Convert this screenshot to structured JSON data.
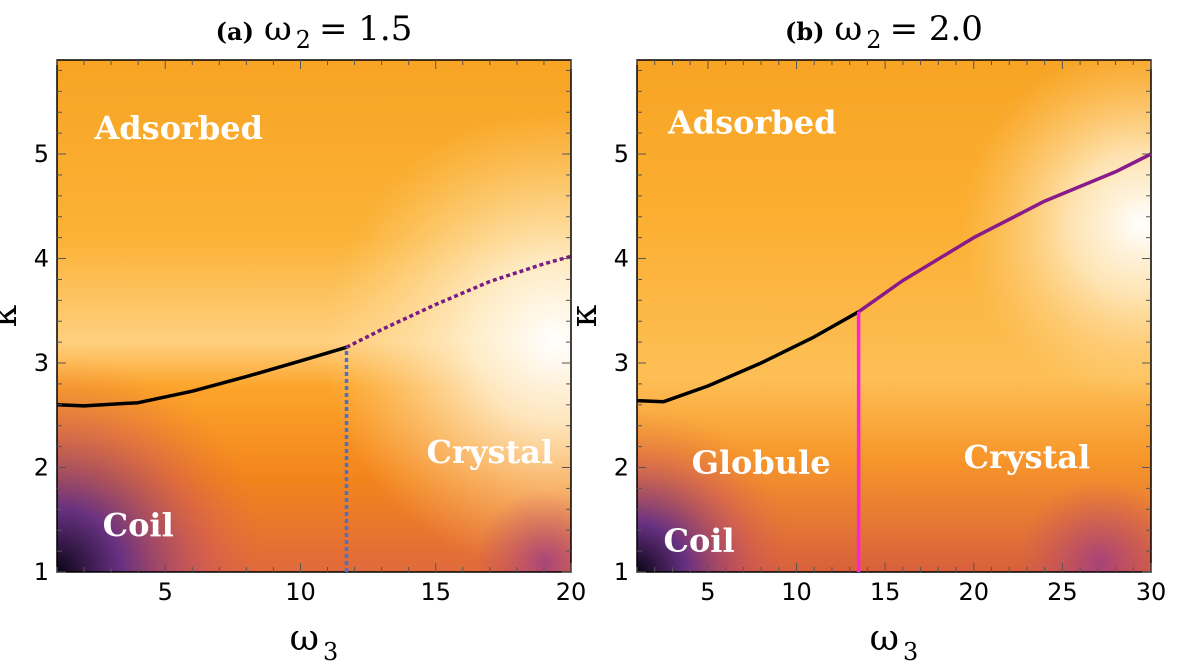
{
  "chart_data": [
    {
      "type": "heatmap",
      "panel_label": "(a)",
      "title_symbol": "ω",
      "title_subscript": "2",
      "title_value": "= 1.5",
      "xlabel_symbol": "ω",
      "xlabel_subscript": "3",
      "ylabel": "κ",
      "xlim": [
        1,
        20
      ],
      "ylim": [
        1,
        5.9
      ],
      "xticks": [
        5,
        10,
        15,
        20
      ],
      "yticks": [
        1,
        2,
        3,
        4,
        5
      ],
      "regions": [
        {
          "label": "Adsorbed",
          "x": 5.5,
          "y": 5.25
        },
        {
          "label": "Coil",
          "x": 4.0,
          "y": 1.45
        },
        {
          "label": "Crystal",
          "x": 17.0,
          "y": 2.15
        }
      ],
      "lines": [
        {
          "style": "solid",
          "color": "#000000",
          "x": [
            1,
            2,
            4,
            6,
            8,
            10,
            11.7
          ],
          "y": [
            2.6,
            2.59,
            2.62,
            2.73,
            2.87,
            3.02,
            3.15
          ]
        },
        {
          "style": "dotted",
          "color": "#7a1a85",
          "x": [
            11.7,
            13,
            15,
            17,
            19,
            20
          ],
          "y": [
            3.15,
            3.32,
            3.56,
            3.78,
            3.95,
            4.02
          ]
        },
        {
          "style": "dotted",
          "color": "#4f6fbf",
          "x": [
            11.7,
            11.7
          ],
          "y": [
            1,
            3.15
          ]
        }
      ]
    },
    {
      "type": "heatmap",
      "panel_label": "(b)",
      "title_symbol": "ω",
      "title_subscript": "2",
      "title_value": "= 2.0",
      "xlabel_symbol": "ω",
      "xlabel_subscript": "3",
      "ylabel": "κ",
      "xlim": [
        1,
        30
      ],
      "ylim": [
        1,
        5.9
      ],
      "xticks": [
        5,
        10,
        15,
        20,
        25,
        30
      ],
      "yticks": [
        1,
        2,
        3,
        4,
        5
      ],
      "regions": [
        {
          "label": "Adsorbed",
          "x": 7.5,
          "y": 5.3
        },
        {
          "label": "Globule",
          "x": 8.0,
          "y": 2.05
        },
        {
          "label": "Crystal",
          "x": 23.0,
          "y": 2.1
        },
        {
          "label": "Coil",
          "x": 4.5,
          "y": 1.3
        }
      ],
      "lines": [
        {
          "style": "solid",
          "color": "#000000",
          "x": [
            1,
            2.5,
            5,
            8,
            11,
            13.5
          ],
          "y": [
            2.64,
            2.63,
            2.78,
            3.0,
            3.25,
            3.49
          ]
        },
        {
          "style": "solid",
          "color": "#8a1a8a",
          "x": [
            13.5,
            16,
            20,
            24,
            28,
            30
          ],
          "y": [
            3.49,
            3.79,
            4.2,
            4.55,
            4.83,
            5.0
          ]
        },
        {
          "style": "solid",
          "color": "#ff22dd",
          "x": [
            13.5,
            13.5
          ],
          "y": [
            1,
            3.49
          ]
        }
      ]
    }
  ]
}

○ ○ ○ ○ ○ ○ ○

What this task involves:
Every record above should come back exactly, but without its pictures.

Solution to this exercise:
Convert this screenshot to structured JSON data.
{
  "chart_data": [
    {
      "type": "heatmap",
      "panel_label": "(a)",
      "title_symbol": "ω",
      "title_subscript": "2",
      "title_value": "= 1.5",
      "xlabel_symbol": "ω",
      "xlabel_subscript": "3",
      "ylabel": "κ",
      "xlim": [
        1,
        20
      ],
      "ylim": [
        1,
        5.9
      ],
      "xticks": [
        5,
        10,
        15,
        20
      ],
      "yticks": [
        1,
        2,
        3,
        4,
        5
      ],
      "regions": [
        {
          "label": "Adsorbed",
          "x": 5.5,
          "y": 5.25
        },
        {
          "label": "Coil",
          "x": 4.0,
          "y": 1.45
        },
        {
          "label": "Crystal",
          "x": 17.0,
          "y": 2.15
        }
      ],
      "lines": [
        {
          "style": "solid",
          "color": "#000000",
          "x": [
            1,
            2,
            4,
            6,
            8,
            10,
            11.7
          ],
          "y": [
            2.6,
            2.59,
            2.62,
            2.73,
            2.87,
            3.02,
            3.15
          ]
        },
        {
          "style": "dotted",
          "color": "#7a1a85",
          "x": [
            11.7,
            13,
            15,
            17,
            19,
            20
          ],
          "y": [
            3.15,
            3.32,
            3.56,
            3.78,
            3.95,
            4.02
          ]
        },
        {
          "style": "dotted",
          "color": "#4f6fbf",
          "x": [
            11.7,
            11.7
          ],
          "y": [
            1,
            3.15
          ]
        }
      ]
    },
    {
      "type": "heatmap",
      "panel_label": "(b)",
      "title_symbol": "ω",
      "title_subscript": "2",
      "title_value": "= 2.0",
      "xlabel_symbol": "ω",
      "xlabel_subscript": "3",
      "ylabel": "κ",
      "xlim": [
        1,
        30
      ],
      "ylim": [
        1,
        5.9
      ],
      "xticks": [
        5,
        10,
        15,
        20,
        25,
        30
      ],
      "yticks": [
        1,
        2,
        3,
        4,
        5
      ],
      "regions": [
        {
          "label": "Adsorbed",
          "x": 7.5,
          "y": 5.3
        },
        {
          "label": "Globule",
          "x": 8.0,
          "y": 2.05
        },
        {
          "label": "Crystal",
          "x": 23.0,
          "y": 2.1
        },
        {
          "label": "Coil",
          "x": 4.5,
          "y": 1.3
        }
      ],
      "lines": [
        {
          "style": "solid",
          "color": "#000000",
          "x": [
            1,
            2.5,
            5,
            8,
            11,
            13.5
          ],
          "y": [
            2.64,
            2.63,
            2.78,
            3.0,
            3.25,
            3.49
          ]
        },
        {
          "style": "solid",
          "color": "#8a1a8a",
          "x": [
            13.5,
            16,
            20,
            24,
            28,
            30
          ],
          "y": [
            3.49,
            3.79,
            4.2,
            4.55,
            4.83,
            5.0
          ]
        },
        {
          "style": "solid",
          "color": "#ff22dd",
          "x": [
            13.5,
            13.5
          ],
          "y": [
            1,
            3.49
          ]
        }
      ]
    }
  ]
}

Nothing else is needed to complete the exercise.